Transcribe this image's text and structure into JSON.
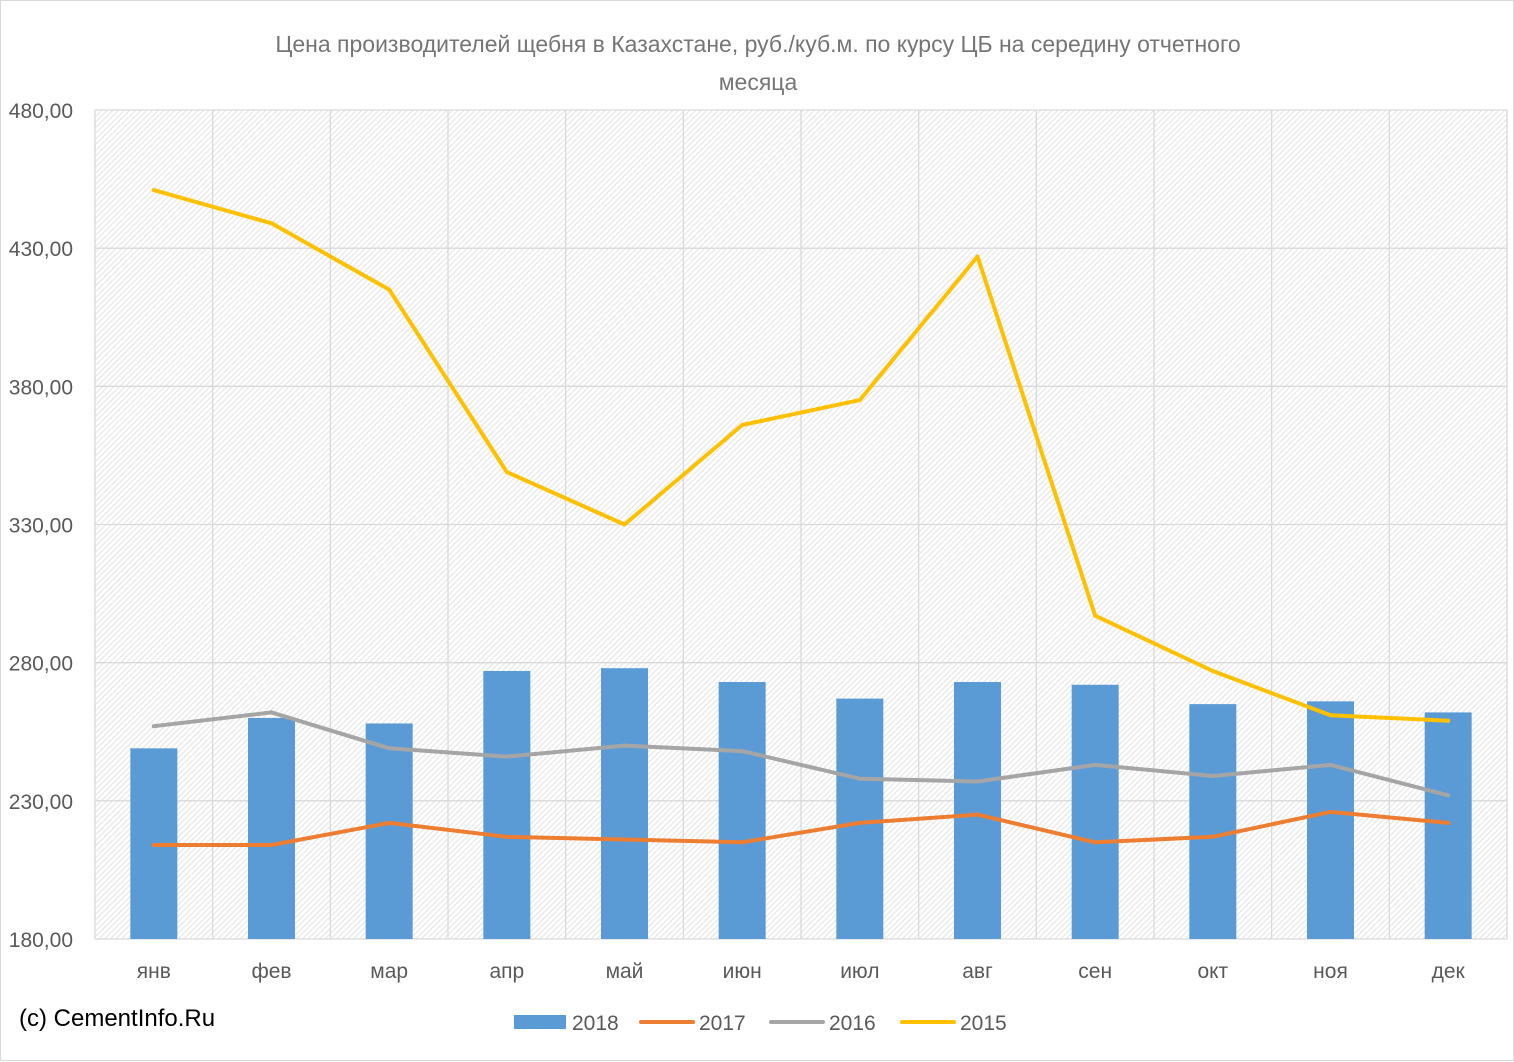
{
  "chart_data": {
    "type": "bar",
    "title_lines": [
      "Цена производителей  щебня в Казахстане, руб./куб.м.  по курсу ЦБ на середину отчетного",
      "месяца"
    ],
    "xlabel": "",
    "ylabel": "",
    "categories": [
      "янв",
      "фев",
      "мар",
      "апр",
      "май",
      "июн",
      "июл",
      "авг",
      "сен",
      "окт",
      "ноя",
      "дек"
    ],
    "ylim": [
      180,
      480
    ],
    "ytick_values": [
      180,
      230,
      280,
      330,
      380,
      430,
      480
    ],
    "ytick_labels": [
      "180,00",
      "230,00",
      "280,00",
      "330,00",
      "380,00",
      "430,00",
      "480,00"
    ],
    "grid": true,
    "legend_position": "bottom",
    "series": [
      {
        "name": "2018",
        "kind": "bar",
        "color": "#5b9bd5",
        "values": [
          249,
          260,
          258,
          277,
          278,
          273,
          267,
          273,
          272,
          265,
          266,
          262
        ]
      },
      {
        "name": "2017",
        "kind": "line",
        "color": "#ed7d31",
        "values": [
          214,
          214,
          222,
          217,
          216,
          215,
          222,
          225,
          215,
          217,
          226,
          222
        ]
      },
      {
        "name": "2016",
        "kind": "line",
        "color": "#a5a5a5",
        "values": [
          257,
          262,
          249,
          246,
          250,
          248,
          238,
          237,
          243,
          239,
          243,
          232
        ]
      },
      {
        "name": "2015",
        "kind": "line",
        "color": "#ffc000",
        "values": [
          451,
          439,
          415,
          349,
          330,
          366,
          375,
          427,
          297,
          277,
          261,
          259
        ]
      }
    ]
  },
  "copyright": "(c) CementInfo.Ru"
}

######

> [TASK]
Repeat the records above exactly, leaving out any pictures they contain.

> [RESULT OF THE TASK]
Transcribe this image's text and structure into JSON.
{
  "chart_data": {
    "type": "bar",
    "title_lines": [
      "Цена производителей  щебня в Казахстане, руб./куб.м.  по курсу ЦБ на середину отчетного",
      "месяца"
    ],
    "xlabel": "",
    "ylabel": "",
    "categories": [
      "янв",
      "фев",
      "мар",
      "апр",
      "май",
      "июн",
      "июл",
      "авг",
      "сен",
      "окт",
      "ноя",
      "дек"
    ],
    "ylim": [
      180,
      480
    ],
    "ytick_values": [
      180,
      230,
      280,
      330,
      380,
      430,
      480
    ],
    "ytick_labels": [
      "180,00",
      "230,00",
      "280,00",
      "330,00",
      "380,00",
      "430,00",
      "480,00"
    ],
    "grid": true,
    "legend_position": "bottom",
    "series": [
      {
        "name": "2018",
        "kind": "bar",
        "color": "#5b9bd5",
        "values": [
          249,
          260,
          258,
          277,
          278,
          273,
          267,
          273,
          272,
          265,
          266,
          262
        ]
      },
      {
        "name": "2017",
        "kind": "line",
        "color": "#ed7d31",
        "values": [
          214,
          214,
          222,
          217,
          216,
          215,
          222,
          225,
          215,
          217,
          226,
          222
        ]
      },
      {
        "name": "2016",
        "kind": "line",
        "color": "#a5a5a5",
        "values": [
          257,
          262,
          249,
          246,
          250,
          248,
          238,
          237,
          243,
          239,
          243,
          232
        ]
      },
      {
        "name": "2015",
        "kind": "line",
        "color": "#ffc000",
        "values": [
          451,
          439,
          415,
          349,
          330,
          366,
          375,
          427,
          297,
          277,
          261,
          259
        ]
      }
    ]
  },
  "copyright": "(c) CementInfo.Ru"
}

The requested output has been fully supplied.